Lay out the records below as a Markdown table with two columns, No and Line, giving each line its own numbered row. Skip blank lines, and leave the pictures out.
-- Start Dataset records --
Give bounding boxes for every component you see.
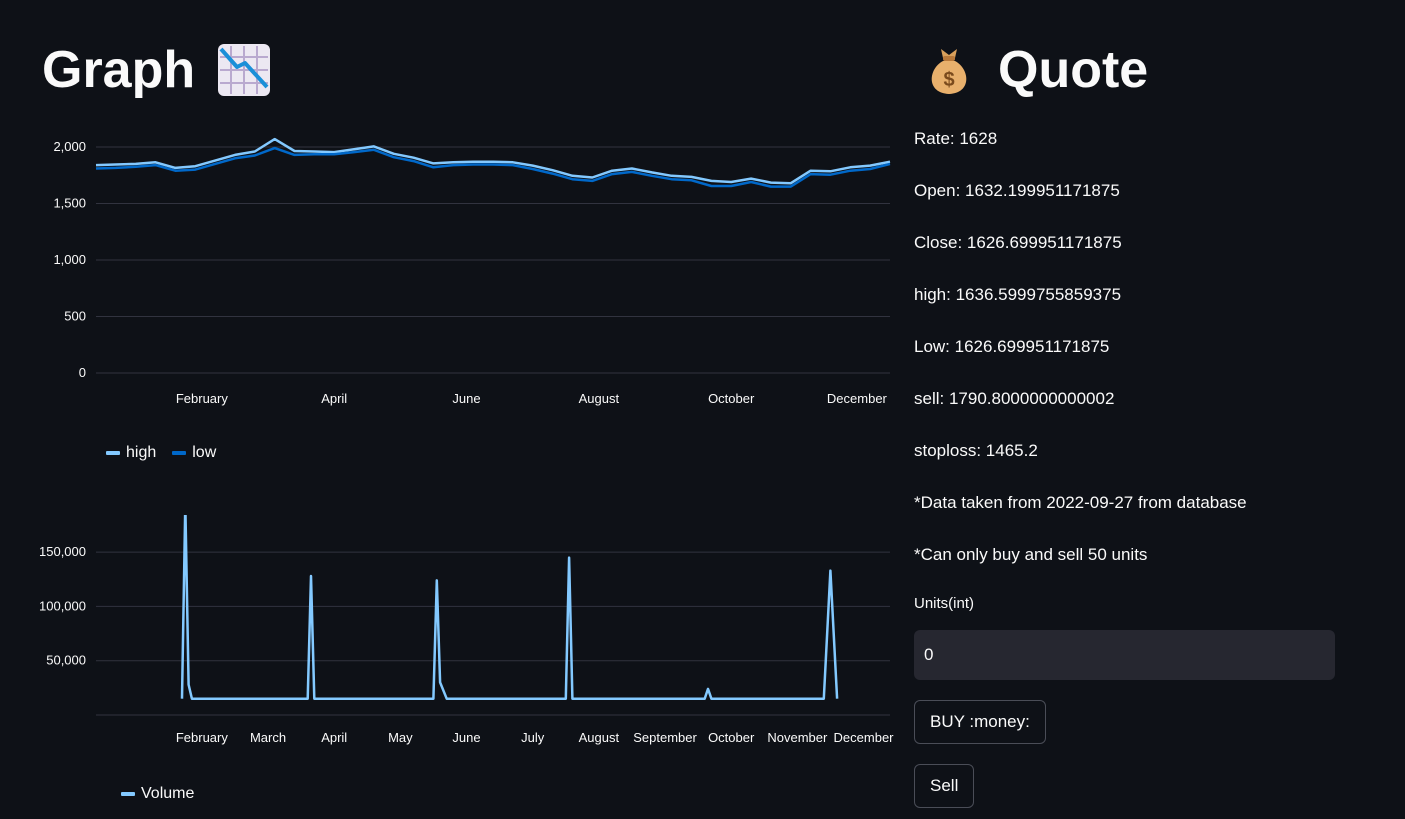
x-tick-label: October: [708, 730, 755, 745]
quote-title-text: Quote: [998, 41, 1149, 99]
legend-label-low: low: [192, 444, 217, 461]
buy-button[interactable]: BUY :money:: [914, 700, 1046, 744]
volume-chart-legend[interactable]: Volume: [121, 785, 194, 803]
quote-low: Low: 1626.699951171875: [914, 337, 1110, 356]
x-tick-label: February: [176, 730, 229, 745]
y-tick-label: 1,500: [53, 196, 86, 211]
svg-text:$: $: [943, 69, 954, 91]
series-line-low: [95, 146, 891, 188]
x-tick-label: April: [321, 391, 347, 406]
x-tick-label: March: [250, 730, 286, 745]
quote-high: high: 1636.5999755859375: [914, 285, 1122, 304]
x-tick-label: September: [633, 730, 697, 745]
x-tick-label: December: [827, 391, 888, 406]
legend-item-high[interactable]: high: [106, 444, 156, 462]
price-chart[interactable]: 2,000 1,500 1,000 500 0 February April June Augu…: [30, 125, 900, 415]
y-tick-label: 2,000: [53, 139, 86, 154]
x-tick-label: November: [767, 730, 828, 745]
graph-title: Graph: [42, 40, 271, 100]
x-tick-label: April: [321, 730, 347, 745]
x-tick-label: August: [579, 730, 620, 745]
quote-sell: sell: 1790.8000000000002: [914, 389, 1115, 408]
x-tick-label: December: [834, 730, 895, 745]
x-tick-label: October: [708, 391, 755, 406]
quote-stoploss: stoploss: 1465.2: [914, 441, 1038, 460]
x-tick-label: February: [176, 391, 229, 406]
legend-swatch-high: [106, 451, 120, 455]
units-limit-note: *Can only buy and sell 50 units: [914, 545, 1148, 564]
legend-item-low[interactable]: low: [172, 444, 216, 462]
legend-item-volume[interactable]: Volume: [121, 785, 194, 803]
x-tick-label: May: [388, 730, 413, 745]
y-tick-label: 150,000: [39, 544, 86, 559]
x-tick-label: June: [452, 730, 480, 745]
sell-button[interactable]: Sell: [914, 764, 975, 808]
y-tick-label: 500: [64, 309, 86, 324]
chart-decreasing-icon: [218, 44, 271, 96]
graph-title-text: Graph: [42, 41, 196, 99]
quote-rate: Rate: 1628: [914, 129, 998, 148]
-- End Dataset records --
# Result of this task
| No | Line |
|---|---|
| 1 | Give bounding boxes for every component you see. |
| 2 | x-tick-label: October: [708, 730, 755, 745] |
| 3 | quote-title-text: Quote: [998, 41, 1149, 99] |
| 4 | legend-label-low: low: [192, 444, 217, 461] |
| 5 | buy-button[interactable]: BUY :money:: [914, 700, 1046, 744] |
| 6 | volume-chart-legend[interactable]: Volume: [121, 785, 194, 803] |
| 7 | quote-low: Low: 1626.699951171875: [914, 337, 1110, 356] |
| 8 | x-tick-label: February: [176, 730, 229, 745] |
| 9 | y-tick-label: 1,500: [53, 196, 86, 211] |
| 10 | svg-text:$: $: [943, 69, 954, 91] |
| 11 | series-line-low: [95, 146, 891, 188] |
| 12 | x-tick-label: April: [321, 391, 347, 406] |
| 13 | x-tick-label: March: [250, 730, 286, 745] |
| 14 | quote-high: high: 1636.5999755859375: [914, 285, 1122, 304] |
| 15 | x-tick-label: September: [633, 730, 697, 745] |
| 16 | x-tick-label: December: [827, 391, 888, 406] |
| 17 | legend-item-high[interactable]: high: [106, 444, 156, 462] |
| 18 | price-chart[interactable]: 2,000 1,500 1,000 500 0 February April June Augu…: [30, 125, 900, 415] |
| 19 | y-tick-label: 2,000: [53, 139, 86, 154] |
| 20 | x-tick-label: November: [767, 730, 828, 745] |
| 21 | graph-title: Graph: [42, 40, 271, 100] |
| 22 | x-tick-label: April: [321, 730, 347, 745] |
| 23 | x-tick-label: August: [579, 730, 620, 745] |
| 24 | quote-sell: sell: 1790.8000000000002: [914, 389, 1115, 408] |
| 25 | x-tick-label: December: [834, 730, 895, 745] |
| 26 | x-tick-label: October: [708, 391, 755, 406] |
| 27 | quote-stoploss: stoploss: 1465.2: [914, 441, 1038, 460] |
| 28 | x-tick-label: February: [176, 391, 229, 406] |
| 29 | legend-swatch-high: [106, 451, 120, 455] |
| 30 | units-limit-note: *Can only buy and sell 50 units: [914, 545, 1148, 564] |
| 31 | legend-item-low[interactable]: low: [172, 444, 216, 462] |
| 32 | legend-item-volume[interactable]: Volume: [121, 785, 194, 803] |
| 33 | x-tick-label: May: [388, 730, 413, 745] |
| 34 | y-tick-label: 150,000: [39, 544, 86, 559] |
| 35 | x-tick-label: June: [452, 730, 480, 745] |
| 36 | sell-button[interactable]: Sell: [914, 764, 975, 808] |
| 37 | y-tick-label: 500: [64, 309, 86, 324] |
| 38 | chart-decreasing-icon: [218, 44, 271, 96] |
| 39 | graph-title-text: Graph: [42, 41, 196, 99] |
| 40 | quote-rate: Rate: 1628: [914, 129, 998, 148] |